Information provided →
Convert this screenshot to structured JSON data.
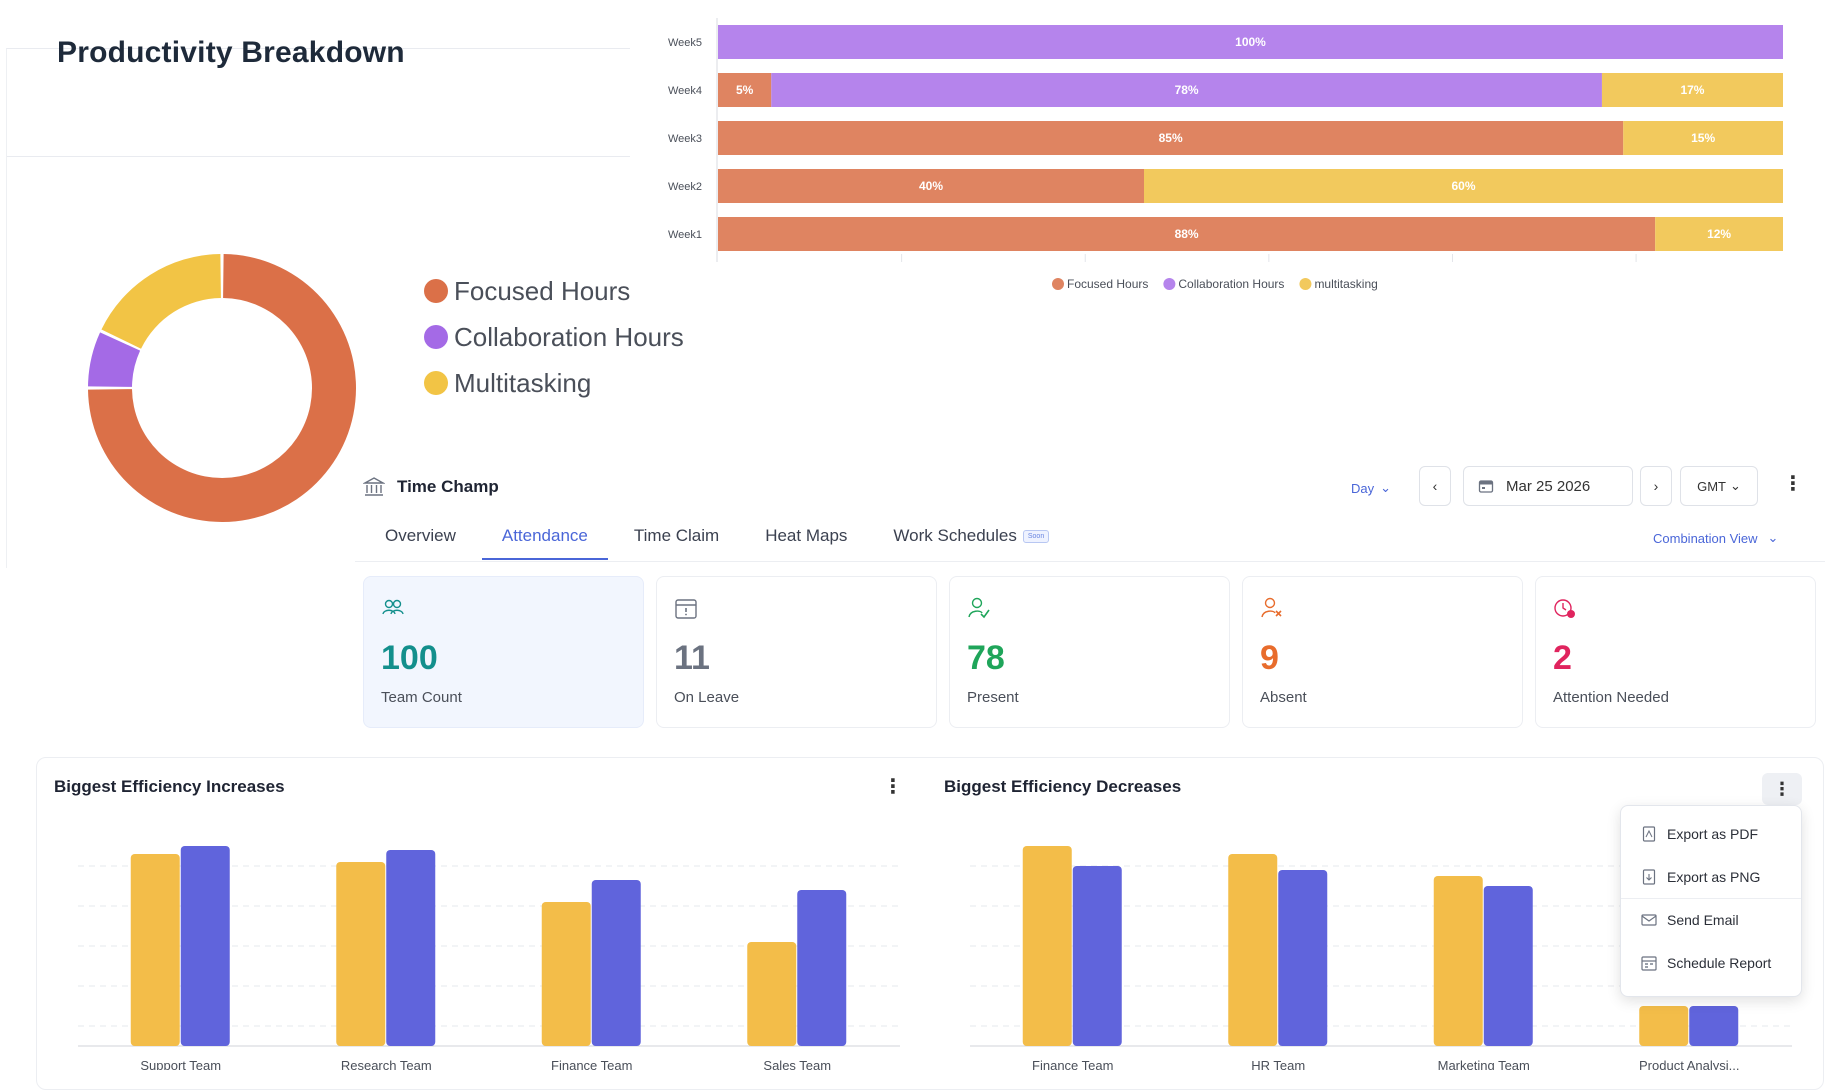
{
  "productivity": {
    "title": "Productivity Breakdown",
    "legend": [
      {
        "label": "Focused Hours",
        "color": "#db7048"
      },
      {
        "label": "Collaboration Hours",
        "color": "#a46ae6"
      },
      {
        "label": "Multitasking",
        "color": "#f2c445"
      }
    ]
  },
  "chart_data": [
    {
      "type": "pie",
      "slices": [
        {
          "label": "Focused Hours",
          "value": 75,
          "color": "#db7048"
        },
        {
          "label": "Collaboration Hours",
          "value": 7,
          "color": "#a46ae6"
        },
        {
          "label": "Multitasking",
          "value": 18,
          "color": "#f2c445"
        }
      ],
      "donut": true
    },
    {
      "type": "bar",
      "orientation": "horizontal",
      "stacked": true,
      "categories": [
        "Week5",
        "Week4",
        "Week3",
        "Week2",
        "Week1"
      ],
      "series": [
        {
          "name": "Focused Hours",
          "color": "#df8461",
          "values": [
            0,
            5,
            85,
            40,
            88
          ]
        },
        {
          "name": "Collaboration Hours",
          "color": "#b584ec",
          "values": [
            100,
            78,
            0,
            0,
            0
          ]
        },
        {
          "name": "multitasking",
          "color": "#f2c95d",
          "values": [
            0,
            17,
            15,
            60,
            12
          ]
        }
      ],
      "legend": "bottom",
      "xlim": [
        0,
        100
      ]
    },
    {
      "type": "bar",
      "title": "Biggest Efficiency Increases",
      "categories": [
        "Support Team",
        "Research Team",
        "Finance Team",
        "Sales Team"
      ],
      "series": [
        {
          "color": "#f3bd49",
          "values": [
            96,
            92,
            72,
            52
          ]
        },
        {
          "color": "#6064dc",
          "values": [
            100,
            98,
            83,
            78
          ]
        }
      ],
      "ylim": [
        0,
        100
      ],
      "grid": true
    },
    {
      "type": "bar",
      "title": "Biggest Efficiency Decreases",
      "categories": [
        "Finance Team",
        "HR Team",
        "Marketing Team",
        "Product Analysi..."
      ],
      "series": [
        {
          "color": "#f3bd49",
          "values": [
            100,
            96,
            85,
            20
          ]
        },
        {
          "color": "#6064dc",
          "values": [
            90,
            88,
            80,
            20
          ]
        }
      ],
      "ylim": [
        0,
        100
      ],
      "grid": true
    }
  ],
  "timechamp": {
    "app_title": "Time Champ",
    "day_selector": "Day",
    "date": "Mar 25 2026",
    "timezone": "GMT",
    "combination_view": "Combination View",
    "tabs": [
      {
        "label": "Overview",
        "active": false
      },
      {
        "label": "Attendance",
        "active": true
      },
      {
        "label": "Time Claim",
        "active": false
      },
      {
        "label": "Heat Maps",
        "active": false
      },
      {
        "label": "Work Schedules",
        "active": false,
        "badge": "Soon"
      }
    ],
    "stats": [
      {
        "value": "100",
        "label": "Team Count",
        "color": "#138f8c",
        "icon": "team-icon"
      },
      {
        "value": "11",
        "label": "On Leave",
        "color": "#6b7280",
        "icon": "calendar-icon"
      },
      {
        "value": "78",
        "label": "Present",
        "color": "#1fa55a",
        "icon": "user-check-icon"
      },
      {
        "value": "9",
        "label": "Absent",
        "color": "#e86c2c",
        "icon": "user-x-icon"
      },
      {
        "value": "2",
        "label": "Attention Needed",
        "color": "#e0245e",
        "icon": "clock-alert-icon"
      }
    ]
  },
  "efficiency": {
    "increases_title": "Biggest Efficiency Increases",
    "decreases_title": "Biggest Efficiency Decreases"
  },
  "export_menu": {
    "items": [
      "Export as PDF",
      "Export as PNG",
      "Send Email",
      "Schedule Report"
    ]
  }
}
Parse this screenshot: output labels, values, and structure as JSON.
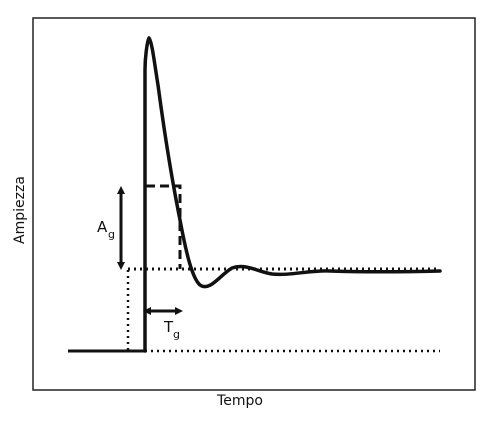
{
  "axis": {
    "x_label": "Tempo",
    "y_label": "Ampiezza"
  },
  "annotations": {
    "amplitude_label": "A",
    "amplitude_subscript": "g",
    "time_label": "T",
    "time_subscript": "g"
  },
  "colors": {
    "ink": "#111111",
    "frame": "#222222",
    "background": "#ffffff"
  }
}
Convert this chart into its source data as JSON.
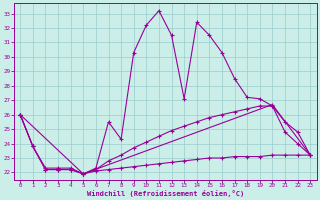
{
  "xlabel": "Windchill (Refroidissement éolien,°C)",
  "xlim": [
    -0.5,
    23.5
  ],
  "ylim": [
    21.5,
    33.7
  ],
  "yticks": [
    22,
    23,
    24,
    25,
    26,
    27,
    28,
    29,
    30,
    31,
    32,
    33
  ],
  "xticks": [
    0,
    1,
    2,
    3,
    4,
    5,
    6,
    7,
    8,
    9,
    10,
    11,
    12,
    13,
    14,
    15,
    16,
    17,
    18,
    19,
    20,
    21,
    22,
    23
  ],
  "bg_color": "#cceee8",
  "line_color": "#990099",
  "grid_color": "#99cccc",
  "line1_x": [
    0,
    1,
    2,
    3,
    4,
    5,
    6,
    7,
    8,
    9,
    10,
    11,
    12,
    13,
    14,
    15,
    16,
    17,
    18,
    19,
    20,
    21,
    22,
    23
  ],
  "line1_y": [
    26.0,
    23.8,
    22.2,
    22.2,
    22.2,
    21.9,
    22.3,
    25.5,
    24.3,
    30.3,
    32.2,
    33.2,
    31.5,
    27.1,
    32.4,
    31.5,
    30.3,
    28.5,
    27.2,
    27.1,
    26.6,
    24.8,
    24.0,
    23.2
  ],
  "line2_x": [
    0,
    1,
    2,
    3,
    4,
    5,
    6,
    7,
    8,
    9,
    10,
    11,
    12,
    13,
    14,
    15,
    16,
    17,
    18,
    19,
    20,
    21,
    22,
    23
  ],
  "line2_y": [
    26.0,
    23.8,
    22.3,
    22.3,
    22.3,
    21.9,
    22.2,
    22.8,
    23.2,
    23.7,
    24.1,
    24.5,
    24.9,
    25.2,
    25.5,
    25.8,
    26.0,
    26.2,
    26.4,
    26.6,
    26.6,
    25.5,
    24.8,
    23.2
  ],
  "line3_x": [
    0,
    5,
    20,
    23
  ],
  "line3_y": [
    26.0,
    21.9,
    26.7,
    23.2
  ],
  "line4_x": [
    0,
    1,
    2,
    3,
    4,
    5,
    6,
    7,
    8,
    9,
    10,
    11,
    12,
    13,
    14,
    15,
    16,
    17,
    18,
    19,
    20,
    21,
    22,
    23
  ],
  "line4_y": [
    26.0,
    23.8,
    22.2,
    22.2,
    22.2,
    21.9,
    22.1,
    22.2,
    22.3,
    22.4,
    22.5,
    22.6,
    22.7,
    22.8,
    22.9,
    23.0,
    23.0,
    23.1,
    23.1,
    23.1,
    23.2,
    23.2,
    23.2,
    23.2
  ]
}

Request →
Go through the material and select each line with the string "name" in it.

Response →
          "name": "Focused Hours",
          "name": "Collaboration Hours",
          "name": "multitasking",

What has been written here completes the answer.